[Stored records]

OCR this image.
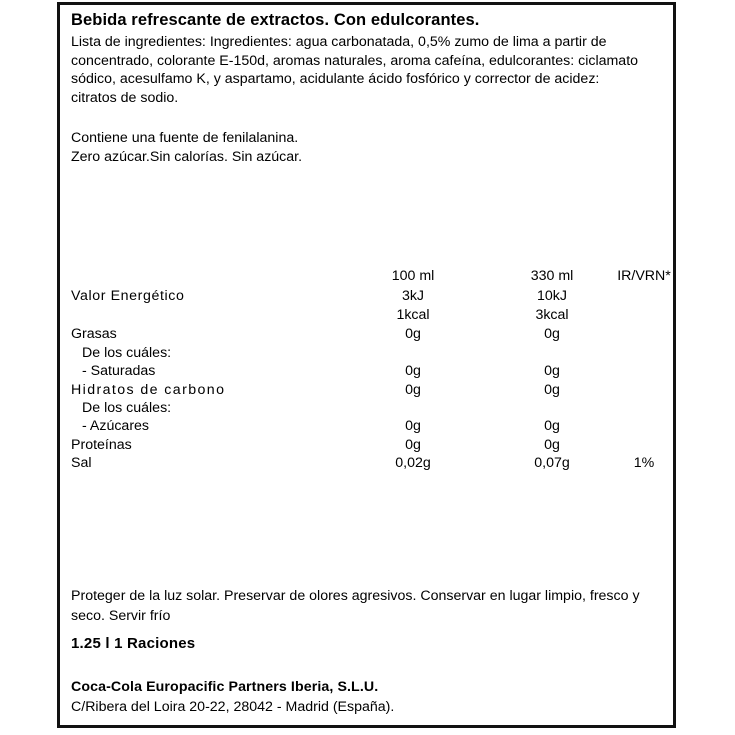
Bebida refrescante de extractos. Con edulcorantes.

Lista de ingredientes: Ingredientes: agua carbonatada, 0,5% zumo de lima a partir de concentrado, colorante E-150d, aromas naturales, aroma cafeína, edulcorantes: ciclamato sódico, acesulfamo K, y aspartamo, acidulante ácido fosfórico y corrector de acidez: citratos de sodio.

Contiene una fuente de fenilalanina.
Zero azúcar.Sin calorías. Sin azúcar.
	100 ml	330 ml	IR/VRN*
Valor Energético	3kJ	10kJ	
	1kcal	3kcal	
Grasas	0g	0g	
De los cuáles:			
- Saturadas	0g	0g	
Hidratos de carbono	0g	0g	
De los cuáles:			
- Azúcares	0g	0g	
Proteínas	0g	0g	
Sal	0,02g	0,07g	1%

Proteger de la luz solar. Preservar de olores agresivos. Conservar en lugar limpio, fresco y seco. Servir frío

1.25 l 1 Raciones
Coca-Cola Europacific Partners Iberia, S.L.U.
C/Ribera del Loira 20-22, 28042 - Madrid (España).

What is being asked: Find "edulcorantes". Copy every line it occurs in.

Solution:
Bebida refrescante de extractos. Con edulcorantes.
Lista de ingredientes: Ingredientes: agua carbonatada, 0,5% zumo de lima a partir de concentrado, colorante E-150d, aromas naturales, aroma cafeína, edulcorantes: ciclamato sódico, acesulfamo K, y aspartamo, acidulante ácido fosfórico y corrector de acidez: citratos de sodio.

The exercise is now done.